◆ THE INPUT
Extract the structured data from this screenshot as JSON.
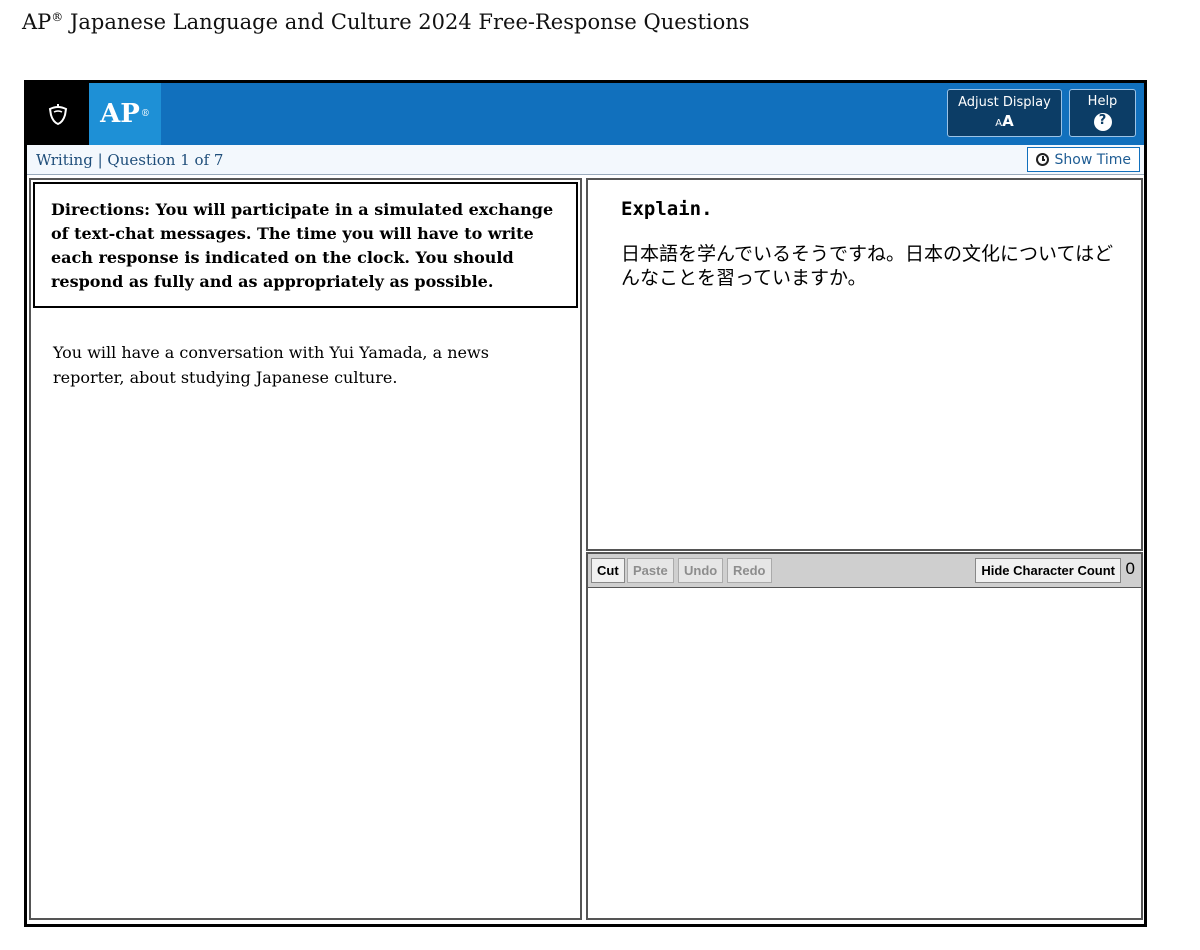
{
  "document": {
    "title": "AP",
    "title_mark": "®",
    "title_rest": " Japanese Language and Culture 2024 Free-Response Questions"
  },
  "header": {
    "logo_icon": "acorn-shield-icon",
    "ap_label": "AP",
    "ap_mark": "®",
    "adjust_display_label": "Adjust Display",
    "adjust_display_icon_small": "A",
    "adjust_display_icon_large": "A",
    "help_label": "Help",
    "help_icon": "?",
    "colors": {
      "bar": "#1170bd",
      "ap_box": "#1e90d6",
      "button": "#0c3d66"
    }
  },
  "subbar": {
    "section": "Writing",
    "separator": " | ",
    "question_progress": "Question 1 of 7",
    "show_time_label": "Show Time"
  },
  "left": {
    "directions": "Directions: You will participate in a simulated exchange of text-chat messages. The time you will have to write each response is indicated on the clock. You should respond as fully and as appropriately as possible.",
    "intro": "You will have a conversation with Yui Yamada, a news reporter, about studying Japanese culture."
  },
  "prompt": {
    "task": "Explain.",
    "question": "日本語を学んでいるそうですね。日本の文化についてはどんなことを習っていますか。"
  },
  "toolbar": {
    "cut": "Cut",
    "paste": "Paste",
    "undo": "Undo",
    "redo": "Redo",
    "hide_character_count": "Hide Character Count",
    "character_count": "0"
  },
  "answer": {
    "value": ""
  }
}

◆ EXERCISE
Keep the pictures out of the copy and return the rest of the data above exactly.

◆ SOLUTION TO THIS TASK
Extract the structured data from this screenshot as JSON.
{
  "document": {
    "title": "AP",
    "title_mark": "®",
    "title_rest": " Japanese Language and Culture 2024 Free-Response Questions"
  },
  "header": {
    "logo_icon": "acorn-shield-icon",
    "ap_label": "AP",
    "ap_mark": "®",
    "adjust_display_label": "Adjust Display",
    "adjust_display_icon_small": "A",
    "adjust_display_icon_large": "A",
    "help_label": "Help",
    "help_icon": "?",
    "colors": {
      "bar": "#1170bd",
      "ap_box": "#1e90d6",
      "button": "#0c3d66"
    }
  },
  "subbar": {
    "section": "Writing",
    "separator": " | ",
    "question_progress": "Question 1 of 7",
    "show_time_label": "Show Time"
  },
  "left": {
    "directions": "Directions: You will participate in a simulated exchange of text-chat messages. The time you will have to write each response is indicated on the clock. You should respond as fully and as appropriately as possible.",
    "intro": "You will have a conversation with Yui Yamada, a news reporter, about studying Japanese culture."
  },
  "prompt": {
    "task": "Explain.",
    "question": "日本語を学んでいるそうですね。日本の文化についてはどんなことを習っていますか。"
  },
  "toolbar": {
    "cut": "Cut",
    "paste": "Paste",
    "undo": "Undo",
    "redo": "Redo",
    "hide_character_count": "Hide Character Count",
    "character_count": "0"
  },
  "answer": {
    "value": ""
  }
}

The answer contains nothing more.